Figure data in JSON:
%%
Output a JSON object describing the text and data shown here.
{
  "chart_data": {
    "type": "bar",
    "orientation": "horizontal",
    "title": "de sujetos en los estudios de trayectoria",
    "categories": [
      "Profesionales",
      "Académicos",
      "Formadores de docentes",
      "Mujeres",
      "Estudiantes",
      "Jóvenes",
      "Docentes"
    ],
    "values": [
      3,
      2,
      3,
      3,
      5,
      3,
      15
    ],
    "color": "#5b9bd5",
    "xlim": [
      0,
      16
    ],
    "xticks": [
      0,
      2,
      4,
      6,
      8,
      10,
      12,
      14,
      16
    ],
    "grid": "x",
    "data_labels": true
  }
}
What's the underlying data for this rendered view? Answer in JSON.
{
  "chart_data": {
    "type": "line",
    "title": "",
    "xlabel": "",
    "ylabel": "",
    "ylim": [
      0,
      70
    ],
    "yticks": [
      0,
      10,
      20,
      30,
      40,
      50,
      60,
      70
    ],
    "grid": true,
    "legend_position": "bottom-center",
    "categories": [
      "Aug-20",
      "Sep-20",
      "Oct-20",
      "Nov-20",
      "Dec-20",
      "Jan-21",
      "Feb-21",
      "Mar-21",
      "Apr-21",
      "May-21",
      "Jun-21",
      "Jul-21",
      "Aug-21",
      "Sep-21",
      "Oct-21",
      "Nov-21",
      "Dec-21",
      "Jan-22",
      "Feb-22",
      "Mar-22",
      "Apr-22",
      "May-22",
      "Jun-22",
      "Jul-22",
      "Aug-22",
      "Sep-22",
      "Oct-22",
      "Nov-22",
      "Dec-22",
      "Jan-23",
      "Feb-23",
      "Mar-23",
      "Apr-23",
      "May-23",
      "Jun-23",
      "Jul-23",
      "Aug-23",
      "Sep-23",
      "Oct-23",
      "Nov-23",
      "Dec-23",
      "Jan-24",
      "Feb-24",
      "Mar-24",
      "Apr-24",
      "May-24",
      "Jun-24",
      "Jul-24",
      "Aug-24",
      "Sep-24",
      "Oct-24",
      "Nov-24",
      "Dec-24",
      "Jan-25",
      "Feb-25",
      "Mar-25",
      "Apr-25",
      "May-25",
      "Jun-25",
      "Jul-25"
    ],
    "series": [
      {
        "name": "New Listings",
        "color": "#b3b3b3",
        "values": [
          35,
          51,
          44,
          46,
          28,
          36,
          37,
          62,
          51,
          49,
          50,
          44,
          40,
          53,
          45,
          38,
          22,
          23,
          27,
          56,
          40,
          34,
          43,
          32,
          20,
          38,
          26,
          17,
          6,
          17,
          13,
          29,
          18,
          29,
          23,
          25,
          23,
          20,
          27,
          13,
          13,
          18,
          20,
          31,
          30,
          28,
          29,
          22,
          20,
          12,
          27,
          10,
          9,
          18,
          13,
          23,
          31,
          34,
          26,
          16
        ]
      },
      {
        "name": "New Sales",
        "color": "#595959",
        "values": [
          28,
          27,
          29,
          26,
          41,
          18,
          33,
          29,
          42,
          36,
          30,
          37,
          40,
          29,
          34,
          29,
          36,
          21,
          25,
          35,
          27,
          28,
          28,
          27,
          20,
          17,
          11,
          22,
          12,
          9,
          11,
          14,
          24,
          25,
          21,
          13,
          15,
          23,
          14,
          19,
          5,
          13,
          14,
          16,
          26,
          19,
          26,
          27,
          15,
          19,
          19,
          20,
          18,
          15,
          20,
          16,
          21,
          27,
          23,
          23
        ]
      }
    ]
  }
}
%%
■ Problem description: Reproduce the full listing exactly.

■ Final result:
Output a JSON object describing the text and data shown here.
{
  "chart_data": {
    "type": "bar",
    "orientation": "horizontal",
    "title": "de sujetos en los estudios de trayectoria",
    "categories": [
      "Profesionales",
      "Académicos",
      "Formadores de docentes",
      "Mujeres",
      "Estudiantes",
      "Jóvenes",
      "Docentes"
    ],
    "values": [
      3,
      2,
      3,
      3,
      5,
      3,
      15
    ],
    "color": "#5b9bd5",
    "xlim": [
      0,
      16
    ],
    "xticks": [
      0,
      2,
      4,
      6,
      8,
      10,
      12,
      14,
      16
    ],
    "grid": "x",
    "data_labels": true
  }
}
What's the underlying data for this rendered view? Answer in JSON.
{
  "chart_data": {
    "type": "line",
    "title": "",
    "xlabel": "",
    "ylabel": "",
    "ylim": [
      0,
      70
    ],
    "yticks": [
      0,
      10,
      20,
      30,
      40,
      50,
      60,
      70
    ],
    "grid": true,
    "legend_position": "bottom-center",
    "categories": [
      "Aug-20",
      "Sep-20",
      "Oct-20",
      "Nov-20",
      "Dec-20",
      "Jan-21",
      "Feb-21",
      "Mar-21",
      "Apr-21",
      "May-21",
      "Jun-21",
      "Jul-21",
      "Aug-21",
      "Sep-21",
      "Oct-21",
      "Nov-21",
      "Dec-21",
      "Jan-22",
      "Feb-22",
      "Mar-22",
      "Apr-22",
      "May-22",
      "Jun-22",
      "Jul-22",
      "Aug-22",
      "Sep-22",
      "Oct-22",
      "Nov-22",
      "Dec-22",
      "Jan-23",
      "Feb-23",
      "Mar-23",
      "Apr-23",
      "May-23",
      "Jun-23",
      "Jul-23",
      "Aug-23",
      "Sep-23",
      "Oct-23",
      "Nov-23",
      "Dec-23",
      "Jan-24",
      "Feb-24",
      "Mar-24",
      "Apr-24",
      "May-24",
      "Jun-24",
      "Jul-24",
      "Aug-24",
      "Sep-24",
      "Oct-24",
      "Nov-24",
      "Dec-24",
      "Jan-25",
      "Feb-25",
      "Mar-25",
      "Apr-25",
      "May-25",
      "Jun-25",
      "Jul-25"
    ],
    "series": [
      {
        "name": "New Listings",
        "color": "#b3b3b3",
        "values": [
          35,
          51,
          44,
          46,
          28,
          36,
          37,
          62,
          51,
          49,
          50,
          44,
          40,
          53,
          45,
          38,
          22,
          23,
          27,
          56,
          40,
          34,
          43,
          32,
          20,
          38,
          26,
          17,
          6,
          17,
          13,
          29,
          18,
          29,
          23,
          25,
          23,
          20,
          27,
          13,
          13,
          18,
          20,
          31,
          30,
          28,
          29,
          22,
          20,
          12,
          27,
          10,
          9,
          18,
          13,
          23,
          31,
          34,
          26,
          16
        ]
      },
      {
        "name": "New Sales",
        "color": "#595959",
        "values": [
          28,
          27,
          29,
          26,
          41,
          18,
          33,
          29,
          42,
          36,
          30,
          37,
          40,
          29,
          34,
          29,
          36,
          21,
          25,
          35,
          27,
          28,
          28,
          27,
          20,
          17,
          11,
          22,
          12,
          9,
          11,
          14,
          24,
          25,
          21,
          13,
          15,
          23,
          14,
          19,
          5,
          13,
          14,
          16,
          26,
          19,
          26,
          27,
          15,
          19,
          19,
          20,
          18,
          15,
          20,
          16,
          21,
          27,
          23,
          23
        ]
      }
    ]
  }
}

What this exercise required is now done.